**Dataset records**
↓
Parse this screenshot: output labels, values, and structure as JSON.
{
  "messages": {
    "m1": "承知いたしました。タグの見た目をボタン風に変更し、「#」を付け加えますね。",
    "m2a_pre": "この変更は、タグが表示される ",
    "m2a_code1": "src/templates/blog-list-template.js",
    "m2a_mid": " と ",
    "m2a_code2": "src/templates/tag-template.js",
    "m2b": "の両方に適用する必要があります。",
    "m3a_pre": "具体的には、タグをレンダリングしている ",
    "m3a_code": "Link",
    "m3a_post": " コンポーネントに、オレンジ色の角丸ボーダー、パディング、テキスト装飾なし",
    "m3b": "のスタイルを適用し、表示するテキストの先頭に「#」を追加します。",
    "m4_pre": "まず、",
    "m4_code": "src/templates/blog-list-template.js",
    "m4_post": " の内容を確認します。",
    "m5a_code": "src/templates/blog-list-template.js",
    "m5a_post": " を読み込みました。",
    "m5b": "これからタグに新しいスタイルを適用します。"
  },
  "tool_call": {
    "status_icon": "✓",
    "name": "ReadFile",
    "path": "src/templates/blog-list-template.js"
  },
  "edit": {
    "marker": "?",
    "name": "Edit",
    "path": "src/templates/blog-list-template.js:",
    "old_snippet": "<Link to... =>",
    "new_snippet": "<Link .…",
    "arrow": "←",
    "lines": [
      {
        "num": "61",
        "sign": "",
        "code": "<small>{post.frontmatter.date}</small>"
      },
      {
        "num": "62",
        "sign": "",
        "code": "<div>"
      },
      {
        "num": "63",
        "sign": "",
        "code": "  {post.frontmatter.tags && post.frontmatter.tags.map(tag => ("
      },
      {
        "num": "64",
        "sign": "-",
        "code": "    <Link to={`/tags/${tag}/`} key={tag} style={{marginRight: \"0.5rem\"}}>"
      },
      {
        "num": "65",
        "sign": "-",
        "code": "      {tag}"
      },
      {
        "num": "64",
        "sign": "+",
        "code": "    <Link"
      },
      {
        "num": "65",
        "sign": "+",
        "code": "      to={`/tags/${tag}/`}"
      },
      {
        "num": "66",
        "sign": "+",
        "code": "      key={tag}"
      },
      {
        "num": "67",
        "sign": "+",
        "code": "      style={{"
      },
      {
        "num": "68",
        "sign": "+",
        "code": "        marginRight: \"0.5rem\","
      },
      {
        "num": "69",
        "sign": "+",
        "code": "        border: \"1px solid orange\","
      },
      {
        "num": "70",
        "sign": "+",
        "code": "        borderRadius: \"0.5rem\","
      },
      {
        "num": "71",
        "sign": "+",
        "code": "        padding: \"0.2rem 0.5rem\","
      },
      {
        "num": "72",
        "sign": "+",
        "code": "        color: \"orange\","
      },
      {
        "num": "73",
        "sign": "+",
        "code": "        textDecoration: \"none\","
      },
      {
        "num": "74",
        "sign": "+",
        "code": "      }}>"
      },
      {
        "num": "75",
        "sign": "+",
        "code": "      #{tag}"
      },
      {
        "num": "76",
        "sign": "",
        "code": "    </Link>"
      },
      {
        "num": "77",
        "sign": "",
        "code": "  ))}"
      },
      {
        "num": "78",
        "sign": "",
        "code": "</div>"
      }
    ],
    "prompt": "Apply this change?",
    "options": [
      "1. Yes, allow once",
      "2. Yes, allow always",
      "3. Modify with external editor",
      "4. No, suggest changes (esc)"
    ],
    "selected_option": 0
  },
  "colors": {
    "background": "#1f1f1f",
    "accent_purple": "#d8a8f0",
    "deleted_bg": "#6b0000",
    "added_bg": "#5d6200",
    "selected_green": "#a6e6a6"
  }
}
↑
**Aim**
Type out all of the material again, word for word.

**Answer in full**
Parse this screenshot: output labels, values, and structure as JSON.
{
  "messages": {
    "m1": "承知いたしました。タグの見た目をボタン風に変更し、「#」を付け加えますね。",
    "m2a_pre": "この変更は、タグが表示される ",
    "m2a_code1": "src/templates/blog-list-template.js",
    "m2a_mid": " と ",
    "m2a_code2": "src/templates/tag-template.js",
    "m2b": "の両方に適用する必要があります。",
    "m3a_pre": "具体的には、タグをレンダリングしている ",
    "m3a_code": "Link",
    "m3a_post": " コンポーネントに、オレンジ色の角丸ボーダー、パディング、テキスト装飾なし",
    "m3b": "のスタイルを適用し、表示するテキストの先頭に「#」を追加します。",
    "m4_pre": "まず、",
    "m4_code": "src/templates/blog-list-template.js",
    "m4_post": " の内容を確認します。",
    "m5a_code": "src/templates/blog-list-template.js",
    "m5a_post": " を読み込みました。",
    "m5b": "これからタグに新しいスタイルを適用します。"
  },
  "tool_call": {
    "status_icon": "✓",
    "name": "ReadFile",
    "path": "src/templates/blog-list-template.js"
  },
  "edit": {
    "marker": "?",
    "name": "Edit",
    "path": "src/templates/blog-list-template.js:",
    "old_snippet": "<Link to... =>",
    "new_snippet": "<Link .…",
    "arrow": "←",
    "lines": [
      {
        "num": "61",
        "sign": "",
        "code": "<small>{post.frontmatter.date}</small>"
      },
      {
        "num": "62",
        "sign": "",
        "code": "<div>"
      },
      {
        "num": "63",
        "sign": "",
        "code": "  {post.frontmatter.tags && post.frontmatter.tags.map(tag => ("
      },
      {
        "num": "64",
        "sign": "-",
        "code": "    <Link to={`/tags/${tag}/`} key={tag} style={{marginRight: \"0.5rem\"}}>"
      },
      {
        "num": "65",
        "sign": "-",
        "code": "      {tag}"
      },
      {
        "num": "64",
        "sign": "+",
        "code": "    <Link"
      },
      {
        "num": "65",
        "sign": "+",
        "code": "      to={`/tags/${tag}/`}"
      },
      {
        "num": "66",
        "sign": "+",
        "code": "      key={tag}"
      },
      {
        "num": "67",
        "sign": "+",
        "code": "      style={{"
      },
      {
        "num": "68",
        "sign": "+",
        "code": "        marginRight: \"0.5rem\","
      },
      {
        "num": "69",
        "sign": "+",
        "code": "        border: \"1px solid orange\","
      },
      {
        "num": "70",
        "sign": "+",
        "code": "        borderRadius: \"0.5rem\","
      },
      {
        "num": "71",
        "sign": "+",
        "code": "        padding: \"0.2rem 0.5rem\","
      },
      {
        "num": "72",
        "sign": "+",
        "code": "        color: \"orange\","
      },
      {
        "num": "73",
        "sign": "+",
        "code": "        textDecoration: \"none\","
      },
      {
        "num": "74",
        "sign": "+",
        "code": "      }}>"
      },
      {
        "num": "75",
        "sign": "+",
        "code": "      #{tag}"
      },
      {
        "num": "76",
        "sign": "",
        "code": "    </Link>"
      },
      {
        "num": "77",
        "sign": "",
        "code": "  ))}"
      },
      {
        "num": "78",
        "sign": "",
        "code": "</div>"
      }
    ],
    "prompt": "Apply this change?",
    "options": [
      "1. Yes, allow once",
      "2. Yes, allow always",
      "3. Modify with external editor",
      "4. No, suggest changes (esc)"
    ],
    "selected_option": 0
  },
  "colors": {
    "background": "#1f1f1f",
    "accent_purple": "#d8a8f0",
    "deleted_bg": "#6b0000",
    "added_bg": "#5d6200",
    "selected_green": "#a6e6a6"
  }
}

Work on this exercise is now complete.